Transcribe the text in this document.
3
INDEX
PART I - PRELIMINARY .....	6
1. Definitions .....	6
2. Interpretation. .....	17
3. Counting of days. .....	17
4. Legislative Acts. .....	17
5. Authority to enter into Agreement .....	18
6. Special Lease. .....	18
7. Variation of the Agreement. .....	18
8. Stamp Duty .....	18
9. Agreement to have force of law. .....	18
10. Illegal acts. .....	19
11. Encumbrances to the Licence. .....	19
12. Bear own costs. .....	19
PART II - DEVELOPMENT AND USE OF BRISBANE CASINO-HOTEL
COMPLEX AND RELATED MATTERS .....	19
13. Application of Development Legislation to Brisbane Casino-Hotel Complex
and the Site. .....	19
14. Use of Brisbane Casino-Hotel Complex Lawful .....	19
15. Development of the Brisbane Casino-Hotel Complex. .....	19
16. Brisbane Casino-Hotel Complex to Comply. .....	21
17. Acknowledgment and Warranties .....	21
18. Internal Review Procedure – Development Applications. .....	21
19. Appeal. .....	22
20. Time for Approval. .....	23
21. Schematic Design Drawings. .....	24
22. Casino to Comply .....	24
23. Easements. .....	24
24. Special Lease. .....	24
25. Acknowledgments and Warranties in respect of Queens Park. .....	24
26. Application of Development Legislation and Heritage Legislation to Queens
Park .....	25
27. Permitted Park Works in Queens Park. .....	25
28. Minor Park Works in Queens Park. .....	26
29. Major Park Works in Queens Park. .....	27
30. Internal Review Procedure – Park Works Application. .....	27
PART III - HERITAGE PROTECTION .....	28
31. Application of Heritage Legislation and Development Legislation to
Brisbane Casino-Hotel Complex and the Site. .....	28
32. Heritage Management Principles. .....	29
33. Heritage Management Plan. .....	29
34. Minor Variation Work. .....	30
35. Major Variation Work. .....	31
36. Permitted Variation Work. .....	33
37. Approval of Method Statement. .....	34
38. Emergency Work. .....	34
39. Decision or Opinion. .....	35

-------------------------

• REQUIREMENTS
Go through the entries above and pull out each line with "Minor" in it.

• IN RESPONSE
28. Minor Park Works in Queens Park. .....	26
34. Minor Variation Work. .....	30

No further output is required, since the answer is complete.